The request: Can you reproduce the data beneath, keeping every line exact?

Stored data entries
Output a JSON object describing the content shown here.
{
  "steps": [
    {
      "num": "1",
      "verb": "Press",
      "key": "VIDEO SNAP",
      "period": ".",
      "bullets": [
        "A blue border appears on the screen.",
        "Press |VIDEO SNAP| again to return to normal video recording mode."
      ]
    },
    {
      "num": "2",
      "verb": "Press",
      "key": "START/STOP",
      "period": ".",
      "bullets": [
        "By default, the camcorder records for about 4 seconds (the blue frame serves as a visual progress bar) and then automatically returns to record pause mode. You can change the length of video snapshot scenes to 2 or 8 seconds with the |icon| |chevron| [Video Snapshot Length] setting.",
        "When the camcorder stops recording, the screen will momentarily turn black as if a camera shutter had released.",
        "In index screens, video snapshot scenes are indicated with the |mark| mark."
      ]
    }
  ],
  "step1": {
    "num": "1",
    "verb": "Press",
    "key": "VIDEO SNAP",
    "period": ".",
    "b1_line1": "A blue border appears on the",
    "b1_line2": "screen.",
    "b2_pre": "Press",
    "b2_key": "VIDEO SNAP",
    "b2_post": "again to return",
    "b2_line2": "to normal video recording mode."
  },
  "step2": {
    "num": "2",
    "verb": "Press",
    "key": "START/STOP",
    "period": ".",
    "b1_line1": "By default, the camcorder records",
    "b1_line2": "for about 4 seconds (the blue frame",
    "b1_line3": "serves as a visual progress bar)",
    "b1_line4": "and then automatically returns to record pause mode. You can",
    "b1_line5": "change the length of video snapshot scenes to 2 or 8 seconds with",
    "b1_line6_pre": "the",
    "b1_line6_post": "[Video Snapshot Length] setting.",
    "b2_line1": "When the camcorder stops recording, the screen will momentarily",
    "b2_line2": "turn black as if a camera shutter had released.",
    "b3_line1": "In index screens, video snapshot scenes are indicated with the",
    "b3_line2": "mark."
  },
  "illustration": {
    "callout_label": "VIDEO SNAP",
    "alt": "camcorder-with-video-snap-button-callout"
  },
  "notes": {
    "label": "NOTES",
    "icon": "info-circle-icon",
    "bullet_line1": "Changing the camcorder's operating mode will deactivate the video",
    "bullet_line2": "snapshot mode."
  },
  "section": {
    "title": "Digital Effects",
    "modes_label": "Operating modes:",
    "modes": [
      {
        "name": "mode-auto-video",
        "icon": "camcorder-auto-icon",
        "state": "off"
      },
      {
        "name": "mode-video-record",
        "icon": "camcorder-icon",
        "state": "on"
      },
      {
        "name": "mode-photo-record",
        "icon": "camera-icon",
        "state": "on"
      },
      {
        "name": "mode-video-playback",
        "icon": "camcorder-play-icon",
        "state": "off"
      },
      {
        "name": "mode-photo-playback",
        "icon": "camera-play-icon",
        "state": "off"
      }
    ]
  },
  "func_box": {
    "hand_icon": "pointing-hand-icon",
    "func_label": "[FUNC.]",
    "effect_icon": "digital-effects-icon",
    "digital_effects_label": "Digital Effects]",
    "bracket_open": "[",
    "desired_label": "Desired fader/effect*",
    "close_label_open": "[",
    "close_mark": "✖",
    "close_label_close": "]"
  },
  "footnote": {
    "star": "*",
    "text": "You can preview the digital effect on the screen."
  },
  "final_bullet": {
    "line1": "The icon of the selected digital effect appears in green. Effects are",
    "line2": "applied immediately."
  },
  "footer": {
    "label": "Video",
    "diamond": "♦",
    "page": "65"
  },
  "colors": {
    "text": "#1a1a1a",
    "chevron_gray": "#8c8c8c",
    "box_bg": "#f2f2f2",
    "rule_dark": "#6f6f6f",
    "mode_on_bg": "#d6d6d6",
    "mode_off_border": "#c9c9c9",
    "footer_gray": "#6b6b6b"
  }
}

Worked solution:
Output a JSON object describing the content shown here.
{
  "steps": [
    {
      "num": "1",
      "verb": "Press",
      "key": "VIDEO SNAP",
      "period": ".",
      "bullets": [
        "A blue border appears on the screen.",
        "Press |VIDEO SNAP| again to return to normal video recording mode."
      ]
    },
    {
      "num": "2",
      "verb": "Press",
      "key": "START/STOP",
      "period": ".",
      "bullets": [
        "By default, the camcorder records for about 4 seconds (the blue frame serves as a visual progress bar) and then automatically returns to record pause mode. You can change the length of video snapshot scenes to 2 or 8 seconds with the |icon| |chevron| [Video Snapshot Length] setting.",
        "When the camcorder stops recording, the screen will momentarily turn black as if a camera shutter had released.",
        "In index screens, video snapshot scenes are indicated with the |mark| mark."
      ]
    }
  ],
  "step1": {
    "num": "1",
    "verb": "Press",
    "key": "VIDEO SNAP",
    "period": ".",
    "b1_line1": "A blue border appears on the",
    "b1_line2": "screen.",
    "b2_pre": "Press",
    "b2_key": "VIDEO SNAP",
    "b2_post": "again to return",
    "b2_line2": "to normal video recording mode."
  },
  "step2": {
    "num": "2",
    "verb": "Press",
    "key": "START/STOP",
    "period": ".",
    "b1_line1": "By default, the camcorder records",
    "b1_line2": "for about 4 seconds (the blue frame",
    "b1_line3": "serves as a visual progress bar)",
    "b1_line4": "and then automatically returns to record pause mode. You can",
    "b1_line5": "change the length of video snapshot scenes to 2 or 8 seconds with",
    "b1_line6_pre": "the",
    "b1_line6_post": "[Video Snapshot Length] setting.",
    "b2_line1": "When the camcorder stops recording, the screen will momentarily",
    "b2_line2": "turn black as if a camera shutter had released.",
    "b3_line1": "In index screens, video snapshot scenes are indicated with the",
    "b3_line2": "mark."
  },
  "illustration": {
    "callout_label": "VIDEO SNAP",
    "alt": "camcorder-with-video-snap-button-callout"
  },
  "notes": {
    "label": "NOTES",
    "icon": "info-circle-icon",
    "bullet_line1": "Changing the camcorder's operating mode will deactivate the video",
    "bullet_line2": "snapshot mode."
  },
  "section": {
    "title": "Digital Effects",
    "modes_label": "Operating modes:",
    "modes": [
      {
        "name": "mode-auto-video",
        "icon": "camcorder-auto-icon",
        "state": "off"
      },
      {
        "name": "mode-video-record",
        "icon": "camcorder-icon",
        "state": "on"
      },
      {
        "name": "mode-photo-record",
        "icon": "camera-icon",
        "state": "on"
      },
      {
        "name": "mode-video-playback",
        "icon": "camcorder-play-icon",
        "state": "off"
      },
      {
        "name": "mode-photo-playback",
        "icon": "camera-play-icon",
        "state": "off"
      }
    ]
  },
  "func_box": {
    "hand_icon": "pointing-hand-icon",
    "func_label": "[FUNC.]",
    "effect_icon": "digital-effects-icon",
    "digital_effects_label": "Digital Effects]",
    "bracket_open": "[",
    "desired_label": "Desired fader/effect*",
    "close_label_open": "[",
    "close_mark": "✖",
    "close_label_close": "]"
  },
  "footnote": {
    "star": "*",
    "text": "You can preview the digital effect on the screen."
  },
  "final_bullet": {
    "line1": "The icon of the selected digital effect appears in green. Effects are",
    "line2": "applied immediately."
  },
  "footer": {
    "label": "Video",
    "diamond": "♦",
    "page": "65"
  },
  "colors": {
    "text": "#1a1a1a",
    "chevron_gray": "#8c8c8c",
    "box_bg": "#f2f2f2",
    "rule_dark": "#6f6f6f",
    "mode_on_bg": "#d6d6d6",
    "mode_off_border": "#c9c9c9",
    "footer_gray": "#6b6b6b"
  }
}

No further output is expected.